Without the pictures, reproduce the records that follow exactly.

** begin **

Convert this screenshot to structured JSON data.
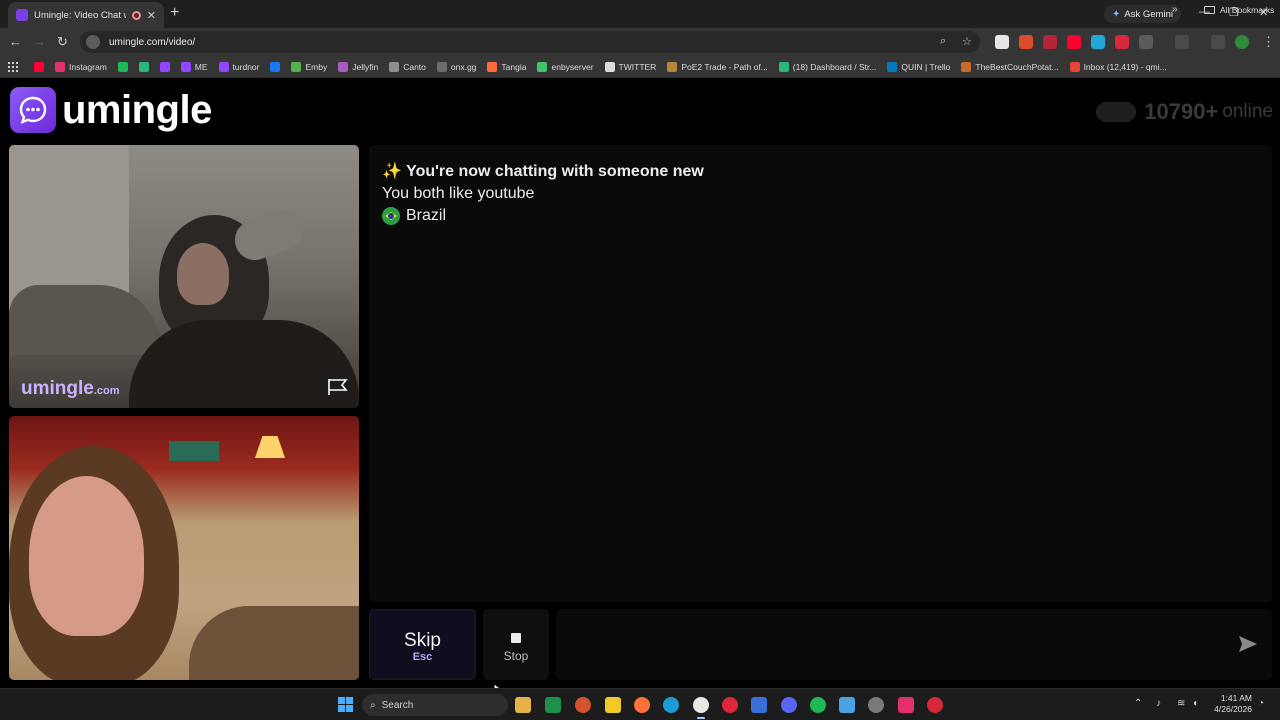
{
  "browser": {
    "tab_title": "Umingle: Video Chat with S",
    "ask_gemini": "Ask Gemini",
    "url": "umingle.com/video/",
    "all_bookmarks": "All Bookmarks",
    "bookmarks": [
      {
        "label": "",
        "color": "#ff0033"
      },
      {
        "label": "Instagram",
        "color": "#e1306c"
      },
      {
        "label": "",
        "color": "#1db954"
      },
      {
        "label": "",
        "color": "#2db67c"
      },
      {
        "label": "",
        "color": "#9146ff"
      },
      {
        "label": "ME",
        "color": "#9146ff"
      },
      {
        "label": "turdnor",
        "color": "#9146ff"
      },
      {
        "label": "",
        "color": "#1877f2"
      },
      {
        "label": "Emby",
        "color": "#52b54b"
      },
      {
        "label": "Jellyfin",
        "color": "#aa5cc3"
      },
      {
        "label": "Canto",
        "color": "#8d8d8d"
      },
      {
        "label": "onx.gg",
        "color": "#6c6c6c"
      },
      {
        "label": "Tangia",
        "color": "#ff6a3d"
      },
      {
        "label": "enbyserver",
        "color": "#3ec46d"
      },
      {
        "label": "TWITTER",
        "color": "#dcdcdc"
      },
      {
        "label": "PoE2 Trade - Path of...",
        "color": "#b8863b"
      },
      {
        "label": "(18) Dashboard / Str...",
        "color": "#2db67c"
      },
      {
        "label": "QUIN | Trello",
        "color": "#0079bf"
      },
      {
        "label": "TheBestCouchPotat...",
        "color": "#c86b2a"
      },
      {
        "label": "Inbox (12,419) - qmi...",
        "color": "#ea4335"
      }
    ]
  },
  "site": {
    "logo_text": "umingle",
    "online_count": "10790+",
    "online_label": "online",
    "watermark": "umingle",
    "watermark_suffix": ".com",
    "chat": {
      "sparkle": "✨",
      "title": "You're now chatting with someone new",
      "common_interest": "You both like youtube",
      "country": "Brazil"
    },
    "skip_label": "Skip",
    "skip_key": "Esc",
    "stop_label": "Stop",
    "accent_color": "#8b5cf6"
  },
  "taskbar": {
    "search_label": "Search",
    "time": "1:41 AM",
    "date": "4/26/2026"
  }
}
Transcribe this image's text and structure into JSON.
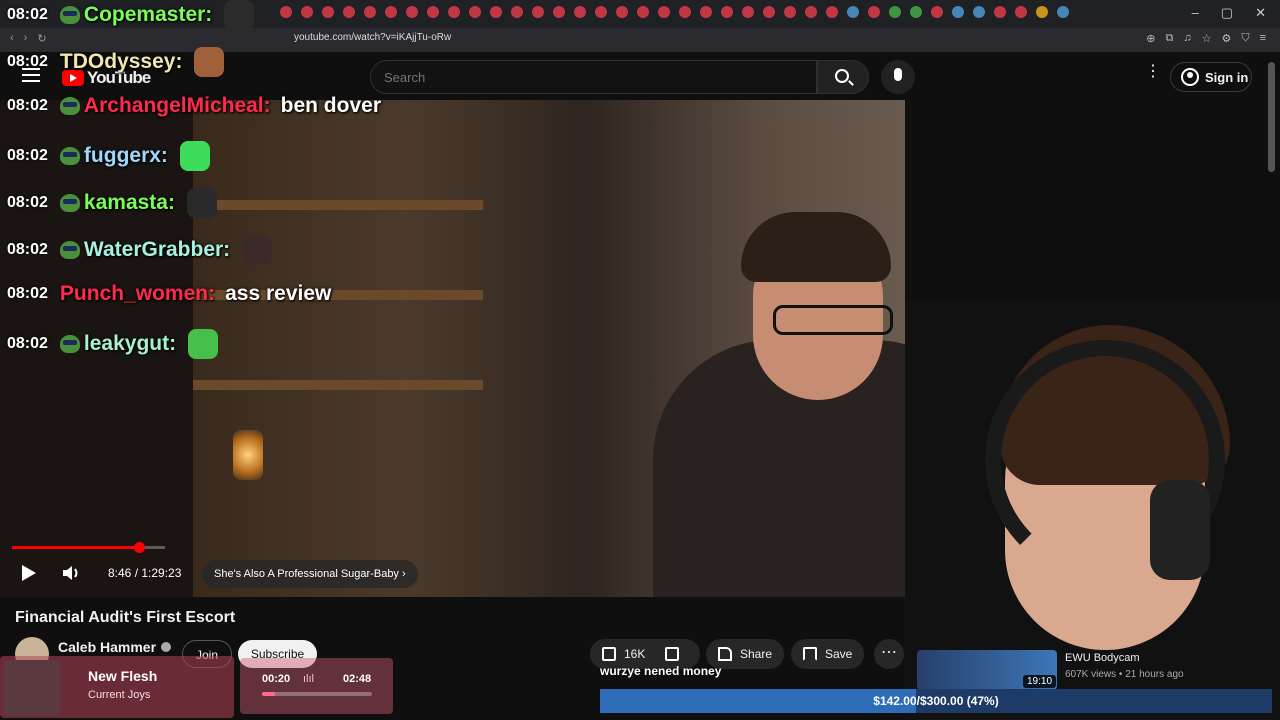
{
  "browser": {
    "url": "youtube.com/watch?v=iKAjjTu-oRw"
  },
  "youtube": {
    "logo_text": "YouTube",
    "search_placeholder": "Search",
    "signin_label": "Sign in"
  },
  "chat": [
    {
      "time": "08:02",
      "user": "Copemaster:",
      "color": "#7cfc5a",
      "text": ""
    },
    {
      "time": "08:02",
      "user": "TDOdyssey:",
      "color": "#f3e6b0",
      "text": ""
    },
    {
      "time": "08:02",
      "user": "ArchangelMicheal:",
      "color": "#ff2a4d",
      "text": "ben dover"
    },
    {
      "time": "08:02",
      "user": "fuggerx:",
      "color": "#9fd7ff",
      "text": ""
    },
    {
      "time": "08:02",
      "user": "kamasta:",
      "color": "#7cfc5a",
      "text": ""
    },
    {
      "time": "08:02",
      "user": "WaterGrabber:",
      "color": "#a8f0e0",
      "text": ""
    },
    {
      "time": "08:02",
      "user": "Punch_women:",
      "color": "#ff2a4d",
      "text": "ass review"
    },
    {
      "time": "08:02",
      "user": "leakygut:",
      "color": "#a8f0d0",
      "text": ""
    }
  ],
  "player": {
    "time_display": "8:46 / 1:29:23",
    "chapter": "She's Also A Professional Sugar-Baby",
    "progress": 0.0987
  },
  "video": {
    "title": "Financial Audit's First Escort",
    "channel": "Caleb Hammer",
    "join_label": "Join",
    "subscribe_label": "Subscribe",
    "likes": "16K",
    "share_label": "Share",
    "save_label": "Save"
  },
  "music": {
    "title": "New Flesh",
    "artist": "Current Joys",
    "current": "00:20",
    "duration": "02:48",
    "progress": 0.12
  },
  "overlay": {
    "subtitle": "wurzye nened money",
    "goal_text": "$142.00/$300.00 (47%)",
    "goal_progress": 0.47
  },
  "recommendation": {
    "title": "EWU Bodycam",
    "meta": "607K views • 21 hours ago",
    "duration": "19:10"
  }
}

** end **

Solution for this task
Convert this screenshot to structured JSON data.
{
  "browser": {
    "tab_title": "Umingle: Video Chat with S",
    "ask_gemini": "Ask Gemini",
    "url": "umingle.com/video/",
    "all_bookmarks": "All Bookmarks",
    "bookmarks": [
      {
        "label": "",
        "color": "#ff0033"
      },
      {
        "label": "Instagram",
        "color": "#e1306c"
      },
      {
        "label": "",
        "color": "#1db954"
      },
      {
        "label": "",
        "color": "#2db67c"
      },
      {
        "label": "",
        "color": "#9146ff"
      },
      {
        "label": "ME",
        "color": "#9146ff"
      },
      {
        "label": "turdnor",
        "color": "#9146ff"
      },
      {
        "label": "",
        "color": "#1877f2"
      },
      {
        "label": "Emby",
        "color": "#52b54b"
      },
      {
        "label": "Jellyfin",
        "color": "#aa5cc3"
      },
      {
        "label": "Canto",
        "color": "#8d8d8d"
      },
      {
        "label": "onx.gg",
        "color": "#6c6c6c"
      },
      {
        "label": "Tangia",
        "color": "#ff6a3d"
      },
      {
        "label": "enbyserver",
        "color": "#3ec46d"
      },
      {
        "label": "TWITTER",
        "color": "#dcdcdc"
      },
      {
        "label": "PoE2 Trade - Path of...",
        "color": "#b8863b"
      },
      {
        "label": "(18) Dashboard / Str...",
        "color": "#2db67c"
      },
      {
        "label": "QUIN | Trello",
        "color": "#0079bf"
      },
      {
        "label": "TheBestCouchPotat...",
        "color": "#c86b2a"
      },
      {
        "label": "Inbox (12,419) - qmi...",
        "color": "#ea4335"
      }
    ]
  },
  "site": {
    "logo_text": "umingle",
    "online_count": "10790+",
    "online_label": "online",
    "watermark": "umingle",
    "watermark_suffix": ".com",
    "chat": {
      "sparkle": "✨",
      "title": "You're now chatting with someone new",
      "common_interest": "You both like youtube",
      "country": "Brazil"
    },
    "skip_label": "Skip",
    "skip_key": "Esc",
    "stop_label": "Stop",
    "accent_color": "#8b5cf6"
  },
  "taskbar": {
    "search_label": "Search",
    "time": "1:41 AM",
    "date": "4/26/2026"
  }
}
Transcribe this image's text and structure into JSON.
{
  "browser": {
    "url": "youtube.com/watch?v=iKAjjTu-oRw"
  },
  "youtube": {
    "logo_text": "YouTube",
    "search_placeholder": "Search",
    "signin_label": "Sign in"
  },
  "chat": [
    {
      "time": "08:02",
      "user": "Copemaster:",
      "color": "#7cfc5a",
      "text": ""
    },
    {
      "time": "08:02",
      "user": "TDOdyssey:",
      "color": "#f3e6b0",
      "text": ""
    },
    {
      "time": "08:02",
      "user": "ArchangelMicheal:",
      "color": "#ff2a4d",
      "text": "ben dover"
    },
    {
      "time": "08:02",
      "user": "fuggerx:",
      "color": "#9fd7ff",
      "text": ""
    },
    {
      "time": "08:02",
      "user": "kamasta:",
      "color": "#7cfc5a",
      "text": ""
    },
    {
      "time": "08:02",
      "user": "WaterGrabber:",
      "color": "#a8f0e0",
      "text": ""
    },
    {
      "time": "08:02",
      "user": "Punch_women:",
      "color": "#ff2a4d",
      "text": "ass review"
    },
    {
      "time": "08:02",
      "user": "leakygut:",
      "color": "#a8f0d0",
      "text": ""
    }
  ],
  "player": {
    "time_display": "8:46 / 1:29:23",
    "chapter": "She's Also A Professional Sugar-Baby",
    "progress": 0.0987
  },
  "video": {
    "title": "Financial Audit's First Escort",
    "channel": "Caleb Hammer",
    "join_label": "Join",
    "subscribe_label": "Subscribe",
    "likes": "16K",
    "share_label": "Share",
    "save_label": "Save"
  },
  "music": {
    "title": "New Flesh",
    "artist": "Current Joys",
    "current": "00:20",
    "duration": "02:48",
    "progress": 0.12
  },
  "overlay": {
    "subtitle": "wurzye nened money",
    "goal_text": "$142.00/$300.00 (47%)",
    "goal_progress": 0.47
  },
  "recommendation": {
    "title": "EWU Bodycam",
    "meta": "607K views • 21 hours ago",
    "duration": "19:10"
  }
}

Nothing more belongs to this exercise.